● **EXTRACTED RECORDS**:
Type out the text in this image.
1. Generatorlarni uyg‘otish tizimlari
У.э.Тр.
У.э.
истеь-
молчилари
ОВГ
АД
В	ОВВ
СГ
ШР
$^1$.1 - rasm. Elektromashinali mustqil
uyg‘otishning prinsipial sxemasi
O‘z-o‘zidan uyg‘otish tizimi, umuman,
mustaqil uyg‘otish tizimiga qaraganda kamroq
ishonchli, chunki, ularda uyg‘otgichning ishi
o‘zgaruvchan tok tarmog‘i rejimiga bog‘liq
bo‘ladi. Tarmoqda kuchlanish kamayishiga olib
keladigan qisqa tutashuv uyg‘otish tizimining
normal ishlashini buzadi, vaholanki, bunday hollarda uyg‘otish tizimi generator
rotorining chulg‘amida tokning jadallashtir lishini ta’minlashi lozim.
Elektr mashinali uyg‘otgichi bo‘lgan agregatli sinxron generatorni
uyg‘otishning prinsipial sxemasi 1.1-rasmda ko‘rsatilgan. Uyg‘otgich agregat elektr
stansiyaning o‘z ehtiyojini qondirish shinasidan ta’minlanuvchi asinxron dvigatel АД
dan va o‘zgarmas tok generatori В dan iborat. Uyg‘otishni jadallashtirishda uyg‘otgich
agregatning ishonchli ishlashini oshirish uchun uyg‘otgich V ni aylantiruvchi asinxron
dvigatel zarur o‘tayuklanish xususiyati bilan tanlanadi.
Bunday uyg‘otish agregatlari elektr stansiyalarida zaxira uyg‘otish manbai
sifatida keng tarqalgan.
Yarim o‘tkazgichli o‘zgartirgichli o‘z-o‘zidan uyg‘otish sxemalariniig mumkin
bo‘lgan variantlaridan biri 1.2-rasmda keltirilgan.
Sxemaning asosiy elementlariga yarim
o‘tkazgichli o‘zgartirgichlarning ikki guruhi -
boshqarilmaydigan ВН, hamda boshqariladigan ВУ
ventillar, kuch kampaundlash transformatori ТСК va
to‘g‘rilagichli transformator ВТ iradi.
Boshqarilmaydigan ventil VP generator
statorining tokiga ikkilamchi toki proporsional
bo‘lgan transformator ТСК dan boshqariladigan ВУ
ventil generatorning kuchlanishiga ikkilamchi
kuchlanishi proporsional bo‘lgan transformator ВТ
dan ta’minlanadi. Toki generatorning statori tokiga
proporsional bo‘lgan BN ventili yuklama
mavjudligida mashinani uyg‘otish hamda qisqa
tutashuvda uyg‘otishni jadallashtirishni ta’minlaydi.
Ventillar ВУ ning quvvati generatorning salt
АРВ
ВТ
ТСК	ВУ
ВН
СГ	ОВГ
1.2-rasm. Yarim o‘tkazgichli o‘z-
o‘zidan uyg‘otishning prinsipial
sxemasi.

● **PROBLEM DETAILS**: Write out the whole listing again, exactly as it stands.

● **WORKED ANSWER**:
Type out the text in this image.
1. Generatorlarni uyg‘otish tizimlari
У.э.Тр.
У.э.
истеь-
молчилари
ОВГ
АД
В	ОВВ
СГ
ШР
$^1$.1 - rasm. Elektromashinali mustqil
uyg‘otishning prinsipial sxemasi
O‘z-o‘zidan uyg‘otish tizimi, umuman,
mustaqil uyg‘otish tizimiga qaraganda kamroq
ishonchli, chunki, ularda uyg‘otgichning ishi
o‘zgaruvchan tok tarmog‘i rejimiga bog‘liq
bo‘ladi. Tarmoqda kuchlanish kamayishiga olib
keladigan qisqa tutashuv uyg‘otish tizimining
normal ishlashini buzadi, vaholanki, bunday hollarda uyg‘otish tizimi generator
rotorining chulg‘amida tokning jadallashtir lishini ta’minlashi lozim.
Elektr mashinali uyg‘otgichi bo‘lgan agregatli sinxron generatorni
uyg‘otishning prinsipial sxemasi 1.1-rasmda ko‘rsatilgan. Uyg‘otgich agregat elektr
stansiyaning o‘z ehtiyojini qondirish shinasidan ta’minlanuvchi asinxron dvigatel АД
dan va o‘zgarmas tok generatori В dan iborat. Uyg‘otishni jadallashtirishda uyg‘otgich
agregatning ishonchli ishlashini oshirish uchun uyg‘otgich V ni aylantiruvchi asinxron
dvigatel zarur o‘tayuklanish xususiyati bilan tanlanadi.
Bunday uyg‘otish agregatlari elektr stansiyalarida zaxira uyg‘otish manbai
sifatida keng tarqalgan.
Yarim o‘tkazgichli o‘zgartirgichli o‘z-o‘zidan uyg‘otish sxemalariniig mumkin
bo‘lgan variantlaridan biri 1.2-rasmda keltirilgan.
Sxemaning asosiy elementlariga yarim
o‘tkazgichli o‘zgartirgichlarning ikki guruhi -
boshqarilmaydigan ВН, hamda boshqariladigan ВУ
ventillar, kuch kampaundlash transformatori ТСК va
to‘g‘rilagichli transformator ВТ iradi.
Boshqarilmaydigan ventil VP generator
statorining tokiga ikkilamchi toki proporsional
bo‘lgan transformator ТСК dan boshqariladigan ВУ
ventil generatorning kuchlanishiga ikkilamchi
kuchlanishi proporsional bo‘lgan transformator ВТ
dan ta’minlanadi. Toki generatorning statori tokiga
proporsional bo‘lgan BN ventili yuklama
mavjudligida mashinani uyg‘otish hamda qisqa
tutashuvda uyg‘otishni jadallashtirishni ta’minlaydi.
Ventillar ВУ ning quvvati generatorning salt
АРВ
ВТ
ТСК	ВУ
ВН
СГ	ОВГ
1.2-rasm. Yarim o‘tkazgichli o‘z-
o‘zidan uyg‘otishning prinsipial
sxemasi.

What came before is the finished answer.